Written instruction :: Each entry below is to be extracted exactly.

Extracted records

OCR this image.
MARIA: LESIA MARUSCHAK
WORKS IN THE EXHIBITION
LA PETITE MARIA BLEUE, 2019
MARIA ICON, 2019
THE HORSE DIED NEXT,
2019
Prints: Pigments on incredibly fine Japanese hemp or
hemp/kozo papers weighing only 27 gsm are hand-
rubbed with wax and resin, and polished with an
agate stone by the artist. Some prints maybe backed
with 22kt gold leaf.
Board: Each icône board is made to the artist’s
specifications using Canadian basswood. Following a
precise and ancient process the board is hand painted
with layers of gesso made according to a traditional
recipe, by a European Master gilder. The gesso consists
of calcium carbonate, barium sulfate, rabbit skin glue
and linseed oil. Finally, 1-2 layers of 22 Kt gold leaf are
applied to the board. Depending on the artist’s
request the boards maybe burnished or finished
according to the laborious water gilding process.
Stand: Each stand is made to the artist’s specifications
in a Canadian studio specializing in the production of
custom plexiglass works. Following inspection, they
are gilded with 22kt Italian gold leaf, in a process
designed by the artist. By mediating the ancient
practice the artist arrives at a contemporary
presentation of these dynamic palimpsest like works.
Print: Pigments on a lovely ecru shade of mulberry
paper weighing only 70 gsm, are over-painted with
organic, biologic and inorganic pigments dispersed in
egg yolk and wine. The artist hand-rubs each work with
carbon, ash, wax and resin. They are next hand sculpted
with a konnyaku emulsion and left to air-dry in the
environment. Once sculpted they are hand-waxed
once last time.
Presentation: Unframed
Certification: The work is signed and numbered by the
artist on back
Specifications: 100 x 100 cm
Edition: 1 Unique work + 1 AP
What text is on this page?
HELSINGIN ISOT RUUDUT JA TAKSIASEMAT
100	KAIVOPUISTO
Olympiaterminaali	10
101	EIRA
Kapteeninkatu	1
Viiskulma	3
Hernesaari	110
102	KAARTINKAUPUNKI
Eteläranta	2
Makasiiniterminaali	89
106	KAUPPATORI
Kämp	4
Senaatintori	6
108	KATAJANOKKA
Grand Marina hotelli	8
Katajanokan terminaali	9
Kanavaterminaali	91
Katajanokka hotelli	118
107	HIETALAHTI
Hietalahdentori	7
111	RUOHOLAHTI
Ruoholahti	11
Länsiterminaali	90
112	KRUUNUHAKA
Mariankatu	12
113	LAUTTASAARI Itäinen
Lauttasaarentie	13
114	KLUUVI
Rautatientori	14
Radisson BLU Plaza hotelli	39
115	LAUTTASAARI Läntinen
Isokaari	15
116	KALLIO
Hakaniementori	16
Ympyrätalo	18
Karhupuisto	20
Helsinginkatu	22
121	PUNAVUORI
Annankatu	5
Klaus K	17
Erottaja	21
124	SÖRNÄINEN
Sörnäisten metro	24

Response to this exercise ::
OCR this image.
MARIA: LESIA MARUSCHAK
WORKS IN THE EXHIBITION
LA PETITE MARIA BLEUE, 2019
MARIA ICON, 2019
THE HORSE DIED NEXT,
2019
Prints: Pigments on incredibly fine Japanese hemp or
hemp/kozo papers weighing only 27 gsm are hand-
rubbed with wax and resin, and polished with an
agate stone by the artist. Some prints maybe backed
with 22kt gold leaf.
Board: Each icône board is made to the artist’s
specifications using Canadian basswood. Following a
precise and ancient process the board is hand painted
with layers of gesso made according to a traditional
recipe, by a European Master gilder. The gesso consists
of calcium carbonate, barium sulfate, rabbit skin glue
and linseed oil. Finally, 1-2 layers of 22 Kt gold leaf are
applied to the board. Depending on the artist’s
request the boards maybe burnished or finished
according to the laborious water gilding process.
Stand: Each stand is made to the artist’s specifications
in a Canadian studio specializing in the production of
custom plexiglass works. Following inspection, they
are gilded with 22kt Italian gold leaf, in a process
designed by the artist. By mediating the ancient
practice the artist arrives at a contemporary
presentation of these dynamic palimpsest like works.
Print: Pigments on a lovely ecru shade of mulberry
paper weighing only 70 gsm, are over-painted with
organic, biologic and inorganic pigments dispersed in
egg yolk and wine. The artist hand-rubs each work with
carbon, ash, wax and resin. They are next hand sculpted
with a konnyaku emulsion and left to air-dry in the
environment. Once sculpted they are hand-waxed
once last time.
Presentation: Unframed
Certification: The work is signed and numbered by the
artist on back
Specifications: 100 x 100 cm
Edition: 1 Unique work + 1 AP
What text is on this page?
HELSINGIN ISOT RUUDUT JA TAKSIASEMAT
100	KAIVOPUISTO
Olympiaterminaali	10
101	EIRA
Kapteeninkatu	1
Viiskulma	3
Hernesaari	110
102	KAARTINKAUPUNKI
Eteläranta	2
Makasiiniterminaali	89
106	KAUPPATORI
Kämp	4
Senaatintori	6
108	KATAJANOKKA
Grand Marina hotelli	8
Katajanokan terminaali	9
Kanavaterminaali	91
Katajanokka hotelli	118
107	HIETALAHTI
Hietalahdentori	7
111	RUOHOLAHTI
Ruoholahti	11
Länsiterminaali	90
112	KRUUNUHAKA
Mariankatu	12
113	LAUTTASAARI Itäinen
Lauttasaarentie	13
114	KLUUVI
Rautatientori	14
Radisson BLU Plaza hotelli	39
115	LAUTTASAARI Läntinen
Isokaari	15
116	KALLIO
Hakaniementori	16
Ympyrätalo	18
Karhupuisto	20
Helsinginkatu	22
121	PUNAVUORI
Annankatu	5
Klaus K	17
Erottaja	21
124	SÖRNÄINEN
Sörnäisten metro	24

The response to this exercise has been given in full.